> _Dataset rows_:
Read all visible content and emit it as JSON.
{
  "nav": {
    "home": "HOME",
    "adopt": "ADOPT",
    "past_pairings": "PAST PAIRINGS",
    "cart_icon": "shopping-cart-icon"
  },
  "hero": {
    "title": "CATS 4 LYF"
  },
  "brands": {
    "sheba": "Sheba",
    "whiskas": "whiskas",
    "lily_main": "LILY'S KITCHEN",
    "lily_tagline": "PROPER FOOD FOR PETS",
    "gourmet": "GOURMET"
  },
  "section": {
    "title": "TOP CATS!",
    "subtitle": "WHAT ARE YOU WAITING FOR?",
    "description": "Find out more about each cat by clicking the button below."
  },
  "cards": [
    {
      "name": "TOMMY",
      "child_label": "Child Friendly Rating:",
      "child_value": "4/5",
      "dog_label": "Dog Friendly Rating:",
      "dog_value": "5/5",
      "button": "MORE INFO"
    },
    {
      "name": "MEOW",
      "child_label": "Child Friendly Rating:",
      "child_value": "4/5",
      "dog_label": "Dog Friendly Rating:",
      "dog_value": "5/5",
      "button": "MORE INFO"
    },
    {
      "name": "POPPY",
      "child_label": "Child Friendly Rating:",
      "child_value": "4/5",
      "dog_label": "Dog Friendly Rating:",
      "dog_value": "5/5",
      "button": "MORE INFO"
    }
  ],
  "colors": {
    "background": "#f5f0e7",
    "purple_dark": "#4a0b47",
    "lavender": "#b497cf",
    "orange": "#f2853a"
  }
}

> _The task_: Copy the records above exactly.

> _Response below_:
Read all visible content and emit it as JSON.
{
  "nav": {
    "home": "HOME",
    "adopt": "ADOPT",
    "past_pairings": "PAST PAIRINGS",
    "cart_icon": "shopping-cart-icon"
  },
  "hero": {
    "title": "CATS 4 LYF"
  },
  "brands": {
    "sheba": "Sheba",
    "whiskas": "whiskas",
    "lily_main": "LILY'S KITCHEN",
    "lily_tagline": "PROPER FOOD FOR PETS",
    "gourmet": "GOURMET"
  },
  "section": {
    "title": "TOP CATS!",
    "subtitle": "WHAT ARE YOU WAITING FOR?",
    "description": "Find out more about each cat by clicking the button below."
  },
  "cards": [
    {
      "name": "TOMMY",
      "child_label": "Child Friendly Rating:",
      "child_value": "4/5",
      "dog_label": "Dog Friendly Rating:",
      "dog_value": "5/5",
      "button": "MORE INFO"
    },
    {
      "name": "MEOW",
      "child_label": "Child Friendly Rating:",
      "child_value": "4/5",
      "dog_label": "Dog Friendly Rating:",
      "dog_value": "5/5",
      "button": "MORE INFO"
    },
    {
      "name": "POPPY",
      "child_label": "Child Friendly Rating:",
      "child_value": "4/5",
      "dog_label": "Dog Friendly Rating:",
      "dog_value": "5/5",
      "button": "MORE INFO"
    }
  ],
  "colors": {
    "background": "#f5f0e7",
    "purple_dark": "#4a0b47",
    "lavender": "#b497cf",
    "orange": "#f2853a"
  }
}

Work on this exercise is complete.